Task directions –
Scan the material below for the string "verriegeln", and copy every line where it shows up.

[Start of Data supplied]

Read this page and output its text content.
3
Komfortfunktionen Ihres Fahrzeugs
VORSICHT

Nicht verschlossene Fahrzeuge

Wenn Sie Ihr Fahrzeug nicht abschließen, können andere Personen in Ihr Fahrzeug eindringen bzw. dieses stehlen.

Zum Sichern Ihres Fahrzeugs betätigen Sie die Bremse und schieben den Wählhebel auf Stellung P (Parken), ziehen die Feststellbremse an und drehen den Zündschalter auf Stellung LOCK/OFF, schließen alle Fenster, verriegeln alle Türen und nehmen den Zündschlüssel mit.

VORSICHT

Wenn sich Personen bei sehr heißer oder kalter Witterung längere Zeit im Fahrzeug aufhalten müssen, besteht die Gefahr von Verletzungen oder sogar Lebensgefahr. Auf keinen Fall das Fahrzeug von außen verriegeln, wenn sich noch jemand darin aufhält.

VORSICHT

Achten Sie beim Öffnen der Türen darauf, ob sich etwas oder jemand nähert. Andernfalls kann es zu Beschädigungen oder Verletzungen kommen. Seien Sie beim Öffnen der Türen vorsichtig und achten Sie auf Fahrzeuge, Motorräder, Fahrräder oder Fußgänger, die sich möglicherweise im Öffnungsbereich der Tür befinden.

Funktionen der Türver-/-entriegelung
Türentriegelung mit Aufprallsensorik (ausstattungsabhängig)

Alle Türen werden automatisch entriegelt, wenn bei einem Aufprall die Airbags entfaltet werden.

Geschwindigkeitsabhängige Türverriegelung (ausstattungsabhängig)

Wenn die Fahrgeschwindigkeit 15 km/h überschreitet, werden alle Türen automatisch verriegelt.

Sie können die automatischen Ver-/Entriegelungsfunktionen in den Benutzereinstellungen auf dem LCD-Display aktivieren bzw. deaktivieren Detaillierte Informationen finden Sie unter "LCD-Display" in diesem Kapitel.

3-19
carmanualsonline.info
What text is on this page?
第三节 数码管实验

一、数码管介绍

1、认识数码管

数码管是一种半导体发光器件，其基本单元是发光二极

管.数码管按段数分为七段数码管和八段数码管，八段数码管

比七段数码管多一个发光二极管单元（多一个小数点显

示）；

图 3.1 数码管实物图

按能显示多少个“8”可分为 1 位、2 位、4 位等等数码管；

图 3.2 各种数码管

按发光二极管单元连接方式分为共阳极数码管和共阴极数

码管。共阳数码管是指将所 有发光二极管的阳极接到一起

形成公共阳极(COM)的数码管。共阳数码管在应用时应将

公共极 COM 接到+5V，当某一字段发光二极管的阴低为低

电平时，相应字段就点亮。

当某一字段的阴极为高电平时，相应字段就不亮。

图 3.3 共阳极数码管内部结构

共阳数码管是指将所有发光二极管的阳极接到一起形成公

[End of Data supplied]

Worked solution –
Zum Sichern Ihres Fahrzeugs betätigen Sie die Bremse und schieben den Wählhebel auf Stellung P (Parken), ziehen die Feststellbremse an und drehen den Zündschalter auf Stellung LOCK/OFF, schließen alle Fenster, verriegeln alle Türen und nehmen den Zündschlüssel mit.
Wenn sich Personen bei sehr heißer oder kalter Witterung längere Zeit im Fahrzeug aufhalten müssen, besteht die Gefahr von Verletzungen oder sogar Lebensgefahr. Auf keinen Fall das Fahrzeug von außen verriegeln, wenn sich noch jemand darin aufhält.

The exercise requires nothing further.